Records contained in a dataset
######
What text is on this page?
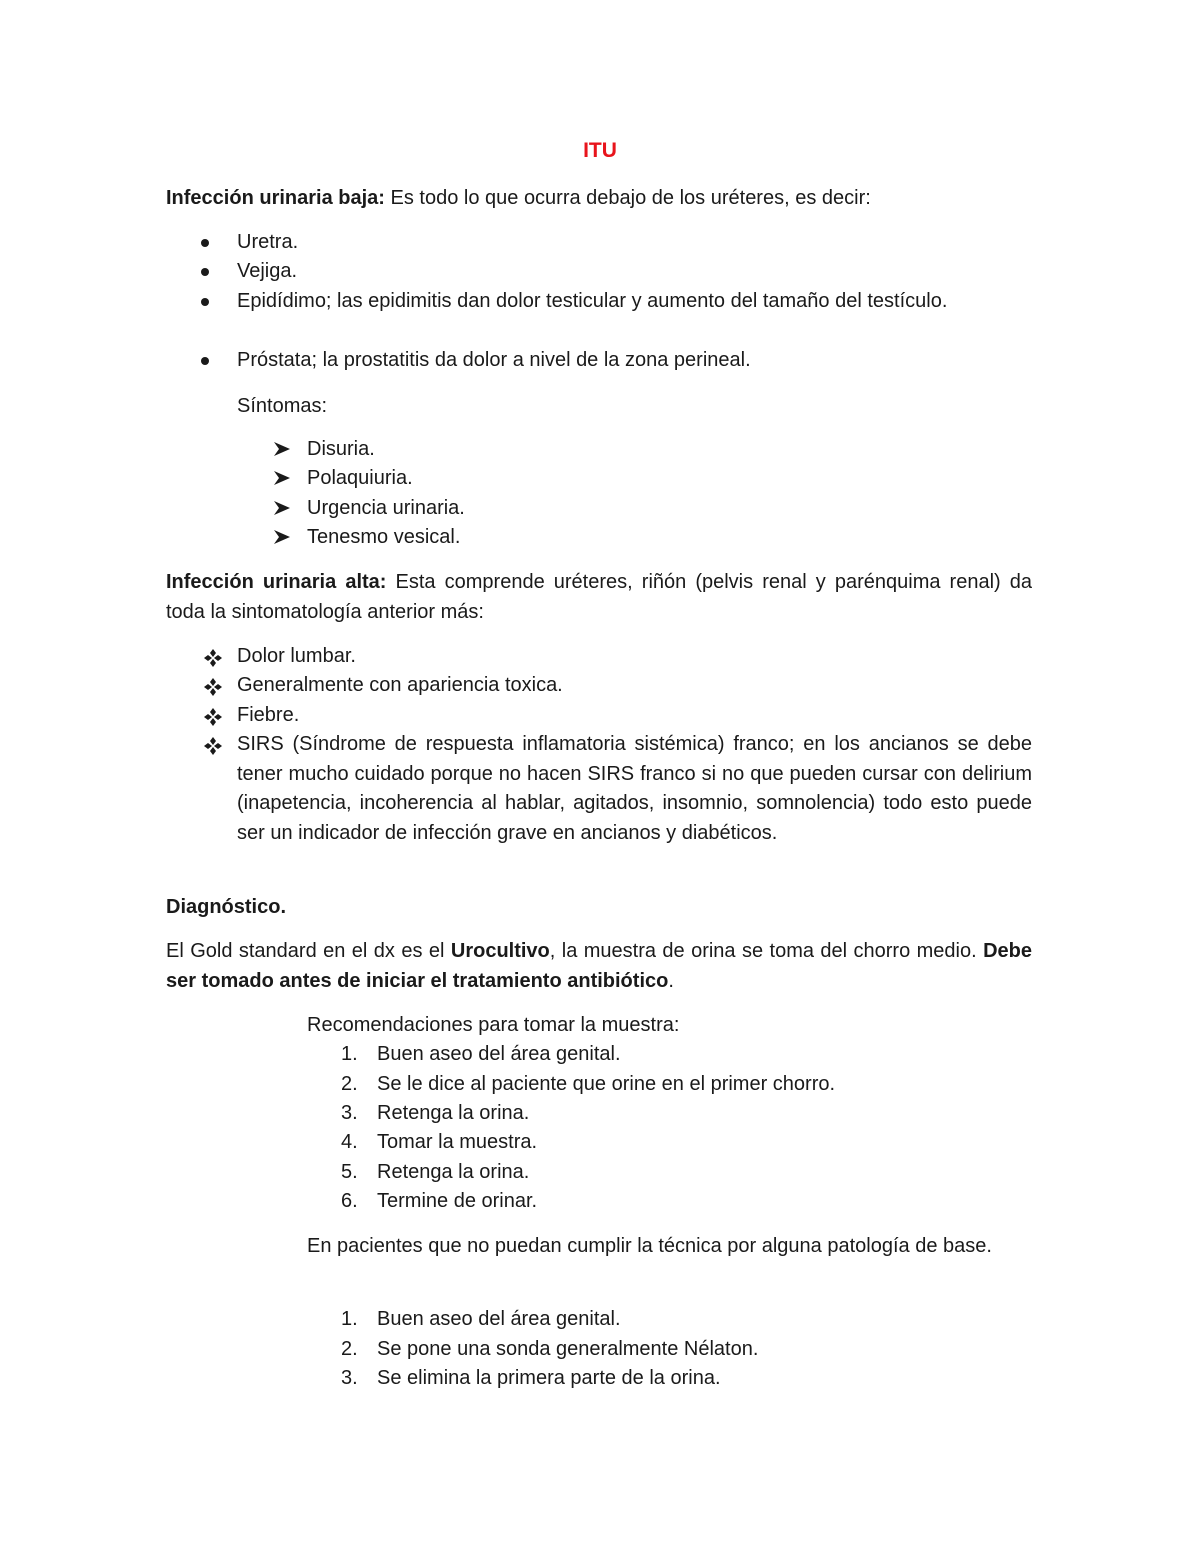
ITU

Infección urinaria baja: Es todo lo que ocurra debajo de los uréteres, es decir:

Uretra.
Vejiga.

Epidídimo; las epidimitis dan dolor testicular y aumento del tamaño del testículo.

Próstata; la prostatitis da dolor a nivel de la zona perineal.
Síntomas:
Disuria.
Polaquiuria.
Urgencia urinaria.
Tenesmo vesical.

Infección urinaria alta: Esta comprende uréteres, riñón (pelvis renal y parénquima renal) da toda la sintomatología anterior más:

Dolor lumbar.
Generalmente con apariencia toxica.
Fiebre.

SIRS (Síndrome de respuesta inflamatoria sistémica) franco; en los ancianos se debe tener mucho cuidado porque no hacen SIRS franco si no que pueden cursar con delirium (inapetencia, incoherencia al hablar, agitados, insomnio, somnolencia) todo esto puede ser un indicador de infección grave en ancianos y diabéticos.

Diagnóstico.

El Gold standard en el dx es el Urocultivo, la muestra de orina se toma del chorro medio. Debe ser tomado antes de iniciar el tratamiento antibiótico.

Recomendaciones para tomar la muestra:
1. Buen aseo del área genital.
2. Se le dice al paciente que orine en el primer chorro.
3. Retenga la orina.
4. Tomar la muestra.
5. Retenga la orina.
6. Termine de orinar.

En pacientes que no puedan cumplir la técnica por alguna patología de base.

1. Buen aseo del área genital.
2. Se pone una sonda generalmente Nélaton.
3. Se elimina la primera parte de la orina.
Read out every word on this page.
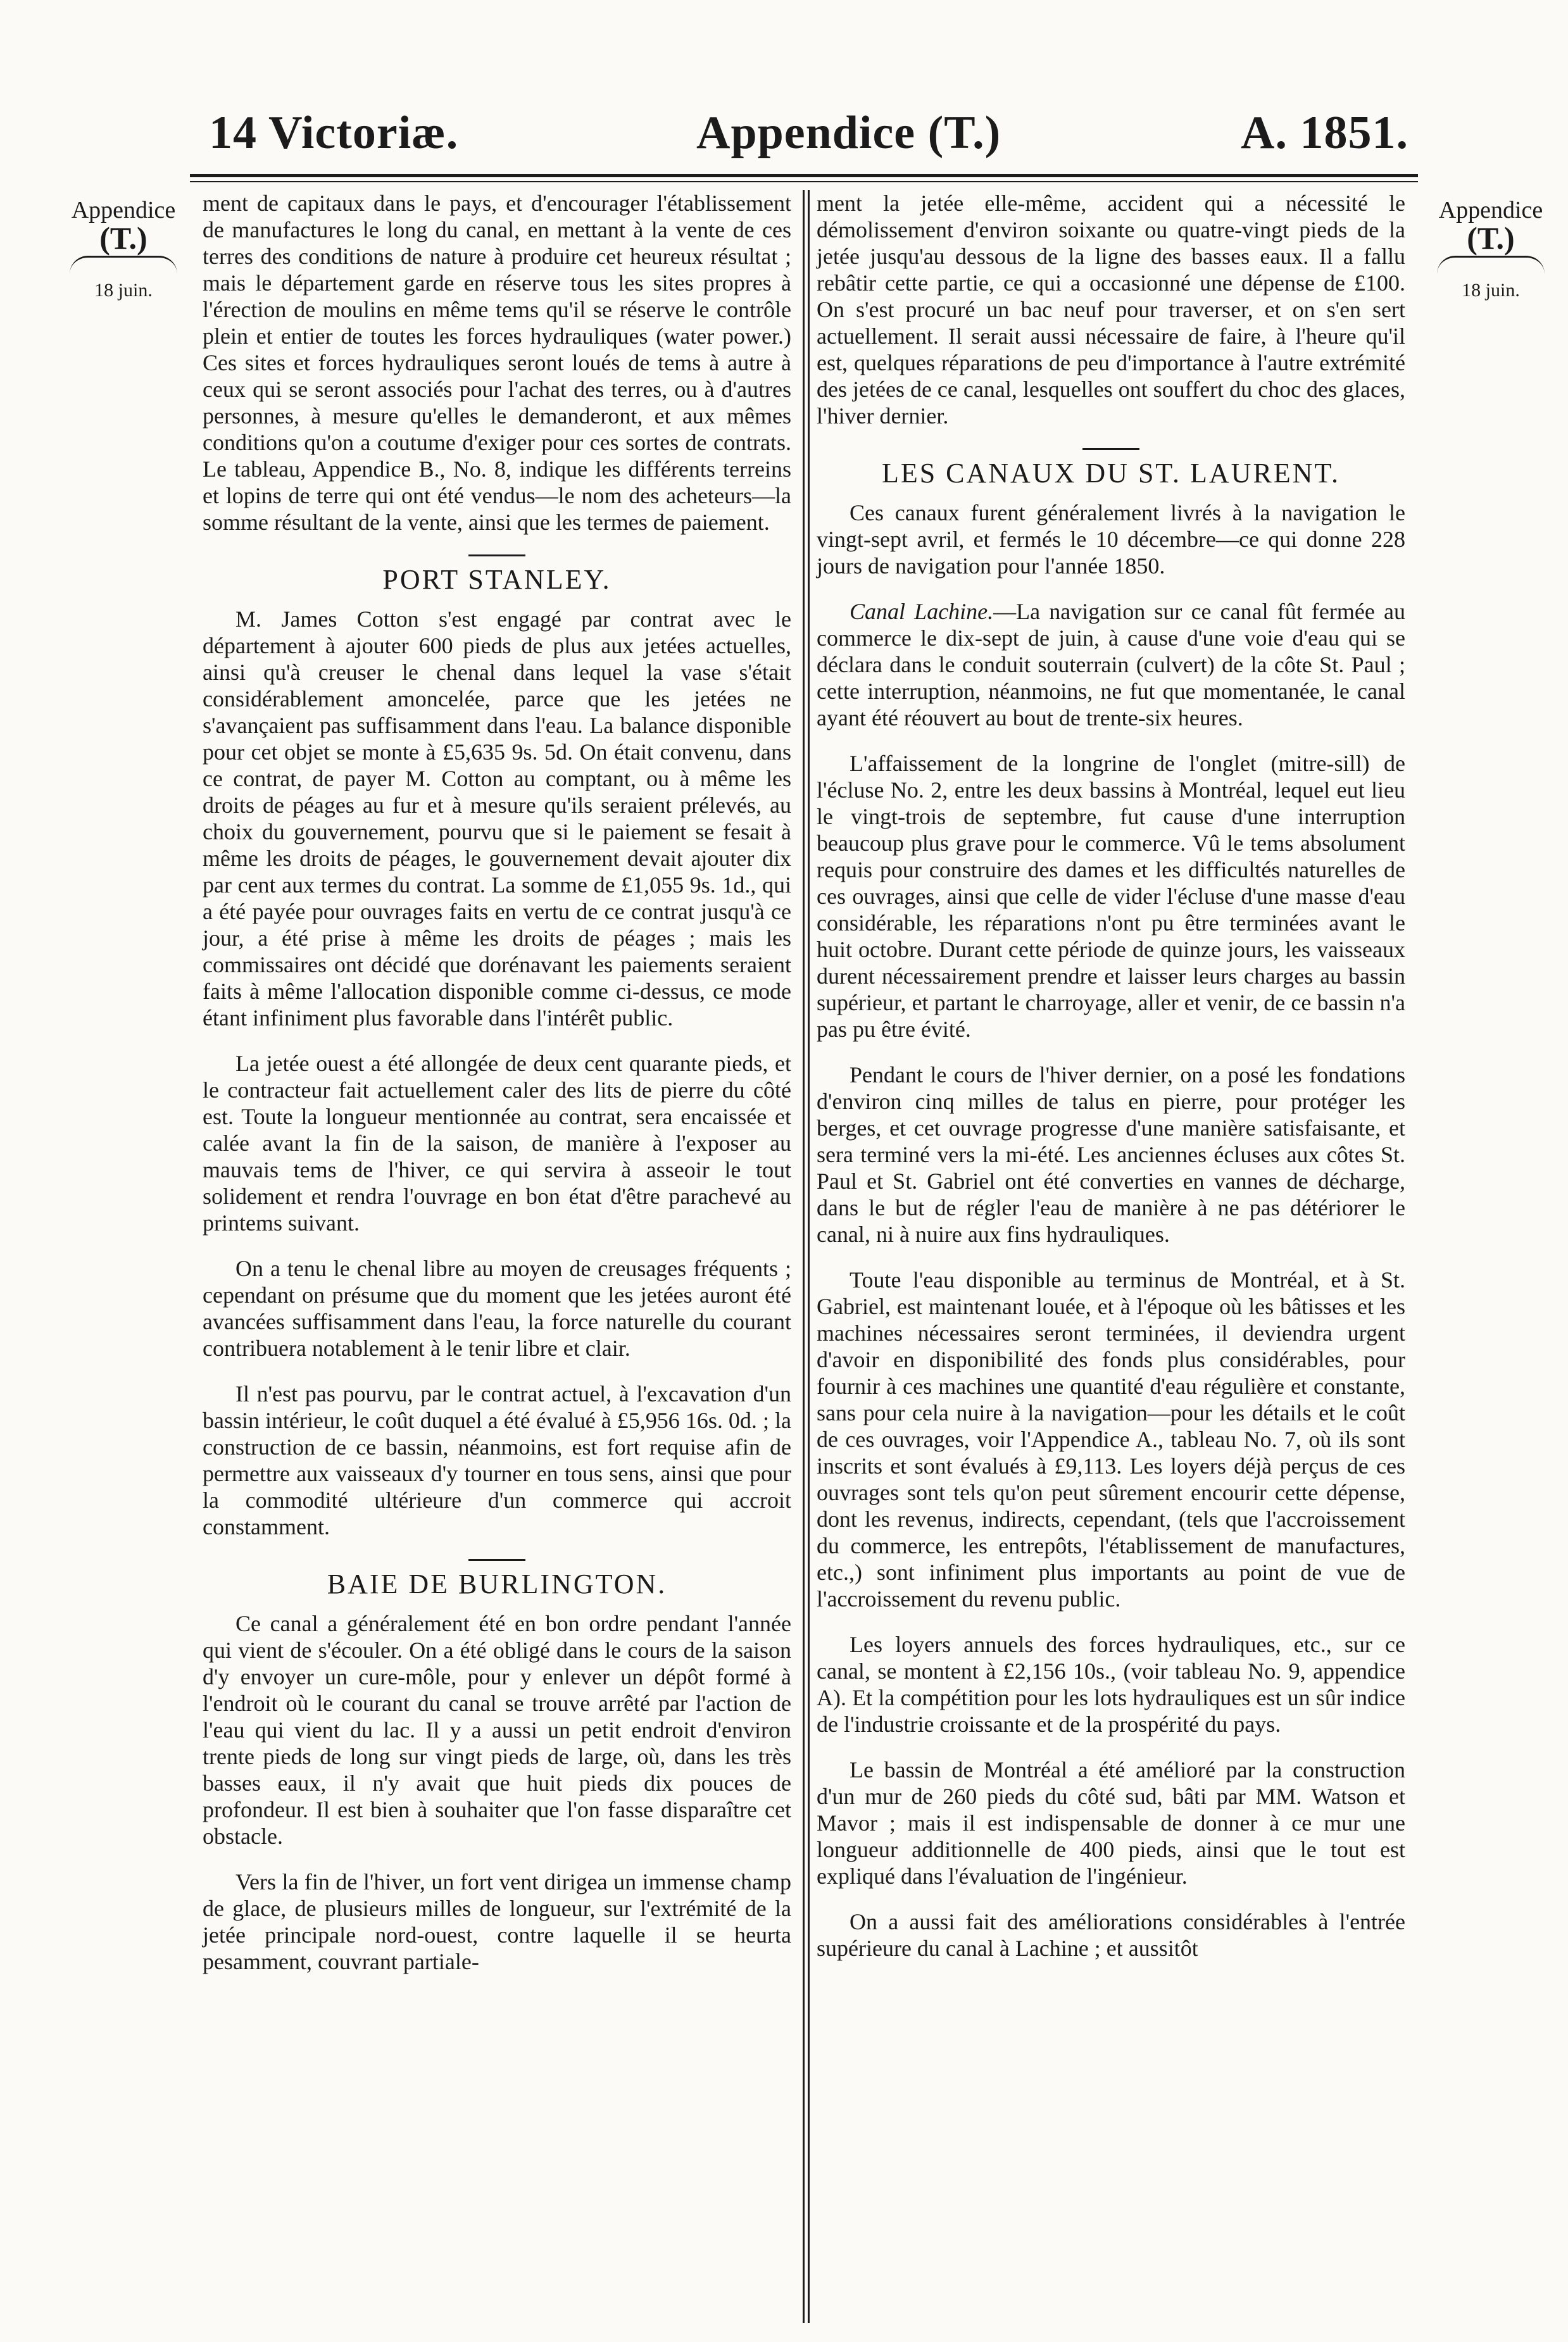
14 Victoriæ.	Appendice (T.)	A. 1851.
Appendice
(T.)
18 juin.
Appendice
(T.)
18 juin.

ment de capitaux dans le pays, et d'encourager l'établissement de manufactures le long du canal, en mettant à la vente de ces terres des conditions de nature à produire cet heureux résultat ; mais le département garde en réserve tous les sites propres à l'érection de moulins en même tems qu'il se réserve le contrôle plein et entier de toutes les forces hydrauliques (water power.) Ces sites et forces hydrauliques seront loués de tems à autre à ceux qui se seront associés pour l'achat des terres, ou à d'autres personnes, à mesure qu'elles le demanderont, et aux mêmes conditions qu'on a coutume d'exiger pour ces sortes de contrats. Le tableau, Appendice B., No. 8, indique les différents terreins et lopins de terre qui ont été vendus—le nom des acheteurs—la somme résultant de la vente, ainsi que les termes de paiement.

PORT STANLEY.

M. James Cotton s'est engagé par contrat avec le département à ajouter 600 pieds de plus aux jetées actuelles, ainsi qu'à creuser le chenal dans lequel la vase s'était considérablement amoncelée, parce que les jetées ne s'avançaient pas suffisamment dans l'eau. La balance disponible pour cet objet se monte à £5,635 9s. 5d. On était convenu, dans ce contrat, de payer M. Cotton au comptant, ou à même les droits de péages au fur et à mesure qu'ils seraient prélevés, au choix du gouvernement, pourvu que si le paiement se fesait à même les droits de péages, le gouvernement devait ajouter dix par cent aux termes du contrat. La somme de £1,055 9s. 1d., qui a été payée pour ouvrages faits en vertu de ce contrat jusqu'à ce jour, a été prise à même les droits de péages ; mais les commissaires ont décidé que dorénavant les paiements seraient faits à même l'allocation disponible comme ci-dessus, ce mode étant infiniment plus favorable dans l'intérêt public.

La jetée ouest a été allongée de deux cent quarante pieds, et le contracteur fait actuellement caler des lits de pierre du côté est. Toute la longueur mentionnée au contrat, sera encaissée et calée avant la fin de la saison, de manière à l'exposer au mauvais tems de l'hiver, ce qui servira à asseoir le tout solidement et rendra l'ouvrage en bon état d'être parachevé au printems suivant.

On a tenu le chenal libre au moyen de creusages fréquents ; cependant on présume que du moment que les jetées auront été avancées suffisamment dans l'eau, la force naturelle du courant contribuera notablement à le tenir libre et clair.

Il n'est pas pourvu, par le contrat actuel, à l'excavation d'un bassin intérieur, le coût duquel a été évalué à £5,956 16s. 0d. ; la construction de ce bassin, néanmoins, est fort requise afin de permettre aux vaisseaux d'y tourner en tous sens, ainsi que pour la commodité ultérieure d'un commerce qui accroit constamment.

BAIE DE BURLINGTON.

Ce canal a généralement été en bon ordre pendant l'année qui vient de s'écouler. On a été obligé dans le cours de la saison d'y envoyer un cure-môle, pour y enlever un dépôt formé à l'endroit où le courant du canal se trouve arrêté par l'action de l'eau qui vient du lac. Il y a aussi un petit endroit d'environ trente pieds de long sur vingt pieds de large, où, dans les très basses eaux, il n'y avait que huit pieds dix pouces de profondeur. Il est bien à souhaiter que l'on fasse disparaître cet obstacle.

Vers la fin de l'hiver, un fort vent dirigea un immense champ de glace, de plusieurs milles de longueur, sur l'extrémité de la jetée principale nord-ouest, contre laquelle il se heurta pesamment, couvrant partiale-

ment la jetée elle-même, accident qui a nécessité le démolissement d'environ soixante ou quatre-vingt pieds de la jetée jusqu'au dessous de la ligne des basses eaux. Il a fallu rebâtir cette partie, ce qui a occasionné une dépense de £100. On s'est procuré un bac neuf pour traverser, et on s'en sert actuellement. Il serait aussi nécessaire de faire, à l'heure qu'il est, quelques réparations de peu d'importance à l'autre extrémité des jetées de ce canal, lesquelles ont souffert du choc des glaces, l'hiver dernier.

LES CANAUX DU ST. LAURENT.

Ces canaux furent généralement livrés à la navigation le vingt-sept avril, et fermés le 10 décembre—ce qui donne 228 jours de navigation pour l'année 1850.

Canal Lachine.—La navigation sur ce canal fût fermée au commerce le dix-sept de juin, à cause d'une voie d'eau qui se déclara dans le conduit souterrain (culvert) de la côte St. Paul ; cette interruption, néanmoins, ne fut que momentanée, le canal ayant été réouvert au bout de trente-six heures.

L'affaissement de la longrine de l'onglet (mitre-sill) de l'écluse No. 2, entre les deux bassins à Montréal, lequel eut lieu le vingt-trois de septembre, fut cause d'une interruption beaucoup plus grave pour le commerce. Vû le tems absolument requis pour construire des dames et les difficultés naturelles de ces ouvrages, ainsi que celle de vider l'écluse d'une masse d'eau considérable, les réparations n'ont pu être terminées avant le huit octobre. Durant cette période de quinze jours, les vaisseaux durent nécessairement prendre et laisser leurs charges au bassin supérieur, et partant le charroyage, aller et venir, de ce bassin n'a pas pu être évité.

Pendant le cours de l'hiver dernier, on a posé les fondations d'environ cinq milles de talus en pierre, pour protéger les berges, et cet ouvrage progresse d'une manière satisfaisante, et sera terminé vers la mi-été. Les anciennes écluses aux côtes St. Paul et St. Gabriel ont été converties en vannes de décharge, dans le but de régler l'eau de manière à ne pas détériorer le canal, ni à nuire aux fins hydrauliques.

Toute l'eau disponible au terminus de Montréal, et à St. Gabriel, est maintenant louée, et à l'époque où les bâtisses et les machines nécessaires seront terminées, il deviendra urgent d'avoir en disponibilité des fonds plus considérables, pour fournir à ces machines une quantité d'eau régulière et constante, sans pour cela nuire à la navigation—pour les détails et le coût de ces ouvrages, voir l'Appendice A., tableau No. 7, où ils sont inscrits et sont évalués à £9,113. Les loyers déjà perçus de ces ouvrages sont tels qu'on peut sûrement encourir cette dépense, dont les revenus, indirects, cependant, (tels que l'accroissement du commerce, les entrepôts, l'établissement de manufactures, etc.,) sont infiniment plus importants au point de vue de l'accroissement du revenu public.

Les loyers annuels des forces hydrauliques, etc., sur ce canal, se montent à £2,156 10s., (voir tableau No. 9, appendice A). Et la compétition pour les lots hydrauliques est un sûr indice de l'industrie croissante et de la prospérité du pays.

Le bassin de Montréal a été amélioré par la construction d'un mur de 260 pieds du côté sud, bâti par MM. Watson et Mavor ; mais il est indispensable de donner à ce mur une longueur additionnelle de 400 pieds, ainsi que le tout est expliqué dans l'évaluation de l'ingénieur.

On a aussi fait des améliorations considérables à l'entrée supérieure du canal à Lachine ; et aussitôt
######
§ **Aim**
All lines above containing the string "urinaria" are to be collected.

§ **Answer to this problem**
Infección urinaria baja: Es todo lo que ocurra debajo de los uréteres, es decir:
Urgencia urinaria.
Infección urinaria alta: Esta comprende uréteres, riñón (pelvis renal y parénquima renal) da toda la sintomatología anterior más:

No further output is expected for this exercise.